> [Dataset entries]

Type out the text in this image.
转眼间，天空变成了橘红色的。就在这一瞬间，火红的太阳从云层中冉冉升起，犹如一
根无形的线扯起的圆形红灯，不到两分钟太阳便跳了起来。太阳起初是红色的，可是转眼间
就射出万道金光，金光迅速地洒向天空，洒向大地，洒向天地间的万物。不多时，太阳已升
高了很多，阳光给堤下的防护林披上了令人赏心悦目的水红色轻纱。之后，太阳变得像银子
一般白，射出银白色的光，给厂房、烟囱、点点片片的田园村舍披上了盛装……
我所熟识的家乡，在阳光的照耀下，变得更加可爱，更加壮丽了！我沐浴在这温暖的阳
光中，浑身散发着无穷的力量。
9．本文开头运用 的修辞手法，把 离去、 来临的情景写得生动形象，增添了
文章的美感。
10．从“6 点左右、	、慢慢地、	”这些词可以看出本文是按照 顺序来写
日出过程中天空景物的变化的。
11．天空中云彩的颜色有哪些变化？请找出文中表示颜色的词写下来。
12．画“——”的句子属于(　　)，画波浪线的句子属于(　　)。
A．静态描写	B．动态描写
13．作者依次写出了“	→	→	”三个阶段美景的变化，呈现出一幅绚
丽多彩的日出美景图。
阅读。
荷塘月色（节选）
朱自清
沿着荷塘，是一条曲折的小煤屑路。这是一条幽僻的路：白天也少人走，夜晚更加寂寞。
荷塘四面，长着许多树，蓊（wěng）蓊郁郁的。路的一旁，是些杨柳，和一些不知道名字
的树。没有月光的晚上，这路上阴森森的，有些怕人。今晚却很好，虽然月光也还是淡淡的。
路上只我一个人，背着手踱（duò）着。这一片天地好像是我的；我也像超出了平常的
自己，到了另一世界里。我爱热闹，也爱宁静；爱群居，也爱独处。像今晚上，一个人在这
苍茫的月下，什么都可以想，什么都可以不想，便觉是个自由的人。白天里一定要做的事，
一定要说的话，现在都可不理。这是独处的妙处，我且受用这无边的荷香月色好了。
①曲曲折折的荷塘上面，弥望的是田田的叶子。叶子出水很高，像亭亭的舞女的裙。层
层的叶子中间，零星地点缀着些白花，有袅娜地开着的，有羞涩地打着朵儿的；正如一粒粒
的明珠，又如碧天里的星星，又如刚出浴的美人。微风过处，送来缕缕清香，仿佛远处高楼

> [Instructions for the task] Transcribe each entry precisely, missing none.

> [Response to the exercise]
Type out the text in this image.
转眼间，天空变成了橘红色的。就在这一瞬间，火红的太阳从云层中冉冉升起，犹如一
根无形的线扯起的圆形红灯，不到两分钟太阳便跳了起来。太阳起初是红色的，可是转眼间
就射出万道金光，金光迅速地洒向天空，洒向大地，洒向天地间的万物。不多时，太阳已升
高了很多，阳光给堤下的防护林披上了令人赏心悦目的水红色轻纱。之后，太阳变得像银子
一般白，射出银白色的光，给厂房、烟囱、点点片片的田园村舍披上了盛装……
我所熟识的家乡，在阳光的照耀下，变得更加可爱，更加壮丽了！我沐浴在这温暖的阳
光中，浑身散发着无穷的力量。
9．本文开头运用 的修辞手法，把 离去、 来临的情景写得生动形象，增添了
文章的美感。
10．从“6 点左右、	、慢慢地、	”这些词可以看出本文是按照 顺序来写
日出过程中天空景物的变化的。
11．天空中云彩的颜色有哪些变化？请找出文中表示颜色的词写下来。
12．画“——”的句子属于(　　)，画波浪线的句子属于(　　)。
A．静态描写	B．动态描写
13．作者依次写出了“	→	→	”三个阶段美景的变化，呈现出一幅绚
丽多彩的日出美景图。
阅读。
荷塘月色（节选）
朱自清
沿着荷塘，是一条曲折的小煤屑路。这是一条幽僻的路：白天也少人走，夜晚更加寂寞。
荷塘四面，长着许多树，蓊（wěng）蓊郁郁的。路的一旁，是些杨柳，和一些不知道名字
的树。没有月光的晚上，这路上阴森森的，有些怕人。今晚却很好，虽然月光也还是淡淡的。
路上只我一个人，背着手踱（duò）着。这一片天地好像是我的；我也像超出了平常的
自己，到了另一世界里。我爱热闹，也爱宁静；爱群居，也爱独处。像今晚上，一个人在这
苍茫的月下，什么都可以想，什么都可以不想，便觉是个自由的人。白天里一定要做的事，
一定要说的话，现在都可不理。这是独处的妙处，我且受用这无边的荷香月色好了。
①曲曲折折的荷塘上面，弥望的是田田的叶子。叶子出水很高，像亭亭的舞女的裙。层
层的叶子中间，零星地点缀着些白花，有袅娜地开着的，有羞涩地打着朵儿的；正如一粒粒
的明珠，又如碧天里的星星，又如刚出浴的美人。微风过处，送来缕缕清香，仿佛远处高楼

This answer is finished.